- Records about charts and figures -
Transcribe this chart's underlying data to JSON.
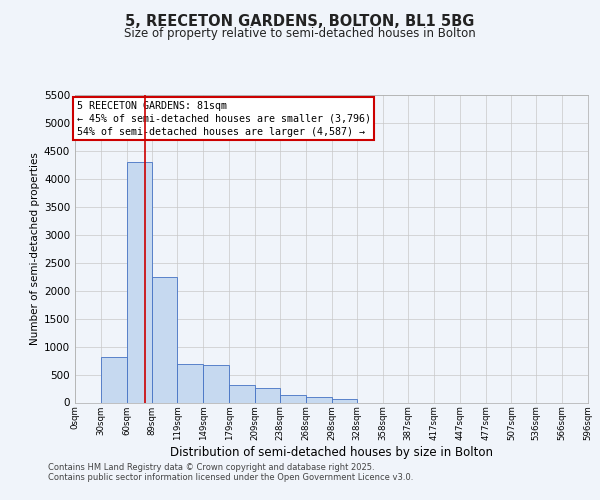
{
  "title_line1": "5, REECETON GARDENS, BOLTON, BL1 5BG",
  "title_line2": "Size of property relative to semi-detached houses in Bolton",
  "xlabel": "Distribution of semi-detached houses by size in Bolton",
  "ylabel": "Number of semi-detached properties",
  "footer_line1": "Contains HM Land Registry data © Crown copyright and database right 2025.",
  "footer_line2": "Contains public sector information licensed under the Open Government Licence v3.0.",
  "annotation_title": "5 REECETON GARDENS: 81sqm",
  "annotation_line1": "← 45% of semi-detached houses are smaller (3,796)",
  "annotation_line2": "54% of semi-detached houses are larger (4,587) →",
  "property_size": 81,
  "bin_edges": [
    0,
    30,
    60,
    89,
    119,
    149,
    179,
    209,
    238,
    268,
    298,
    328,
    358,
    387,
    417,
    447,
    477,
    507,
    536,
    566,
    596
  ],
  "bar_values": [
    0,
    820,
    4300,
    2250,
    680,
    670,
    310,
    260,
    130,
    100,
    60,
    0,
    0,
    0,
    0,
    0,
    0,
    0,
    0,
    0
  ],
  "tick_labels": [
    "0sqm",
    "30sqm",
    "60sqm",
    "89sqm",
    "119sqm",
    "149sqm",
    "179sqm",
    "209sqm",
    "238sqm",
    "268sqm",
    "298sqm",
    "328sqm",
    "358sqm",
    "387sqm",
    "417sqm",
    "447sqm",
    "477sqm",
    "507sqm",
    "536sqm",
    "566sqm",
    "596sqm"
  ],
  "bar_color": "#c6d9f0",
  "bar_edge_color": "#4472c4",
  "line_color": "#cc0000",
  "annotation_box_color": "#cc0000",
  "grid_color": "#c8c8c8",
  "background_color": "#f0f4fa",
  "ylim": [
    0,
    5500
  ],
  "yticks": [
    0,
    500,
    1000,
    1500,
    2000,
    2500,
    3000,
    3500,
    4000,
    4500,
    5000,
    5500
  ]
}
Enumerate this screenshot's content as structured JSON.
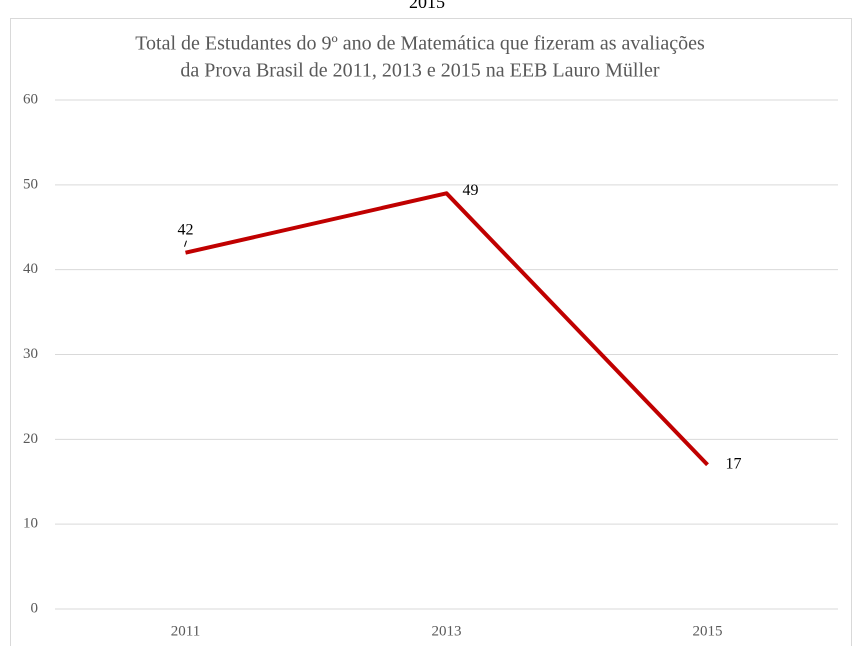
{
  "caption": "2015",
  "chart_data": {
    "type": "line",
    "title": [
      "Total de Estudantes do 9º ano de Matemática que fizeram as avaliações",
      "da Prova Brasil de 2011, 2013 e 2015 na EEB Lauro Müller"
    ],
    "categories": [
      "2011",
      "2013",
      "2015"
    ],
    "series": [
      {
        "name": "Total de Estudantes",
        "color": "#c00000",
        "values": [
          42,
          49,
          17
        ]
      }
    ],
    "ylim": [
      0,
      60
    ],
    "yticks": [
      0,
      10,
      20,
      30,
      40,
      50,
      60
    ],
    "grid": true,
    "legend": false
  }
}
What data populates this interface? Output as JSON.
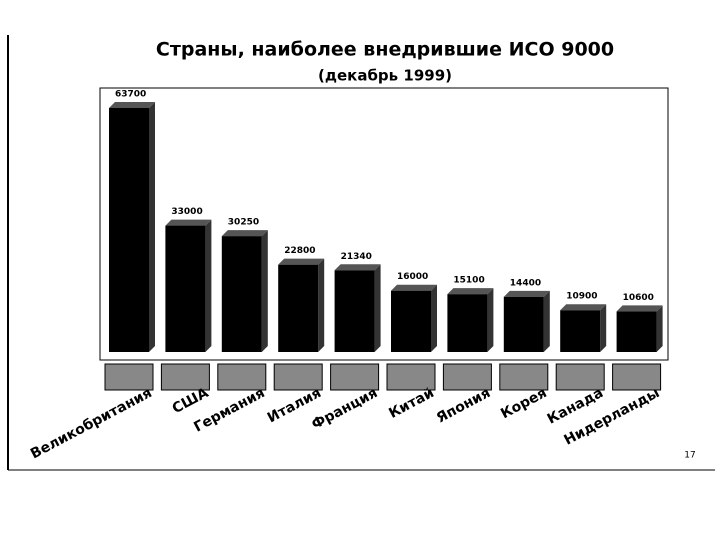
{
  "chart_data": {
    "type": "bar",
    "title": "Страны, наиболее внедрившие ИСО 9000",
    "subtitle": "(декабрь 1999)",
    "categories": [
      "Великобритания",
      "США",
      "Германия",
      "Италия",
      "Франция",
      "Китай",
      "Япония",
      "Корея",
      "Канада",
      "Нидерланды"
    ],
    "values": [
      63700,
      33000,
      30250,
      22800,
      21340,
      16000,
      15100,
      14400,
      10900,
      10600
    ],
    "color": "#000000",
    "page_number": "17"
  }
}
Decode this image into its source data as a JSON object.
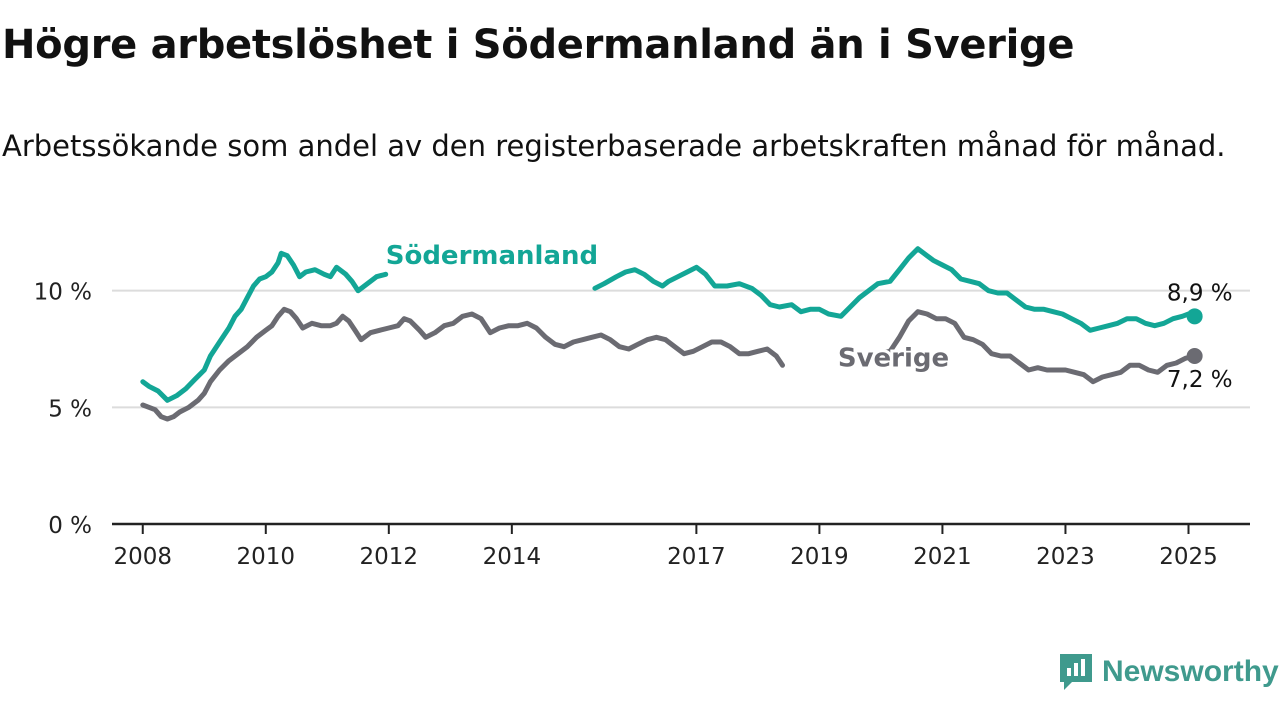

- Stated exercise -
Transcribe the records word for word and include no pictures.

- Response to the task -
Transcribe this chart's underlying data to JSON.
{
  "title_line1": "5, REECETON GARDENS, BOLTON, BL1 5BG",
  "title_line2": "Size of property relative to semi-detached houses in Bolton",
  "xlabel": "Distribution of semi-detached houses by size in Bolton",
  "ylabel": "Number of semi-detached properties",
  "footer_line1": "Contains HM Land Registry data © Crown copyright and database right 2025.",
  "footer_line2": "Contains public sector information licensed under the Open Government Licence v3.0.",
  "annotation_title": "5 REECETON GARDENS: 81sqm",
  "annotation_line1": "← 45% of semi-detached houses are smaller (3,796)",
  "annotation_line2": "54% of semi-detached houses are larger (4,587) →",
  "property_size": 81,
  "bin_edges": [
    0,
    30,
    60,
    89,
    119,
    149,
    179,
    209,
    238,
    268,
    298,
    328,
    358,
    387,
    417,
    447,
    477,
    507,
    536,
    566,
    596
  ],
  "bar_values": [
    0,
    820,
    4300,
    2250,
    680,
    670,
    310,
    260,
    130,
    100,
    60,
    0,
    0,
    0,
    0,
    0,
    0,
    0,
    0,
    0
  ],
  "tick_labels": [
    "0sqm",
    "30sqm",
    "60sqm",
    "89sqm",
    "119sqm",
    "149sqm",
    "179sqm",
    "209sqm",
    "238sqm",
    "268sqm",
    "298sqm",
    "328sqm",
    "358sqm",
    "387sqm",
    "417sqm",
    "447sqm",
    "477sqm",
    "507sqm",
    "536sqm",
    "566sqm",
    "596sqm"
  ],
  "bar_color": "#c6d9f0",
  "bar_edge_color": "#4472c4",
  "line_color": "#cc0000",
  "annotation_box_color": "#cc0000",
  "grid_color": "#c8c8c8",
  "background_color": "#f0f4fa",
  "ylim": [
    0,
    5500
  ],
  "yticks": [
    0,
    500,
    1000,
    1500,
    2000,
    2500,
    3000,
    3500,
    4000,
    4500,
    5000,
    5500
  ]
}
Enumerate this screenshot's content as structured JSON.
{
  "caption": "2015",
  "chart_data": {
    "type": "line",
    "title": [
      "Total de Estudantes do 9º ano de Matemática que fizeram as avaliações",
      "da Prova Brasil de 2011, 2013 e 2015 na EEB Lauro Müller"
    ],
    "categories": [
      "2011",
      "2013",
      "2015"
    ],
    "series": [
      {
        "name": "Total de Estudantes",
        "color": "#c00000",
        "values": [
          42,
          49,
          17
        ]
      }
    ],
    "ylim": [
      0,
      60
    ],
    "yticks": [
      0,
      10,
      20,
      30,
      40,
      50,
      60
    ],
    "grid": true,
    "legend": false
  }
}
What data populates this interface? Output as JSON.
{
  "chart_data": {
    "type": "bar",
    "title": "Страны, наиболее внедрившие ИСО 9000",
    "subtitle": "(декабрь 1999)",
    "categories": [
      "Великобритания",
      "США",
      "Германия",
      "Италия",
      "Франция",
      "Китай",
      "Япония",
      "Корея",
      "Канада",
      "Нидерланды"
    ],
    "values": [
      63700,
      33000,
      30250,
      22800,
      21340,
      16000,
      15100,
      14400,
      10900,
      10600
    ],
    "color": "#000000",
    "page_number": "17"
  }
}
Decode this image into its source data as a JSON object.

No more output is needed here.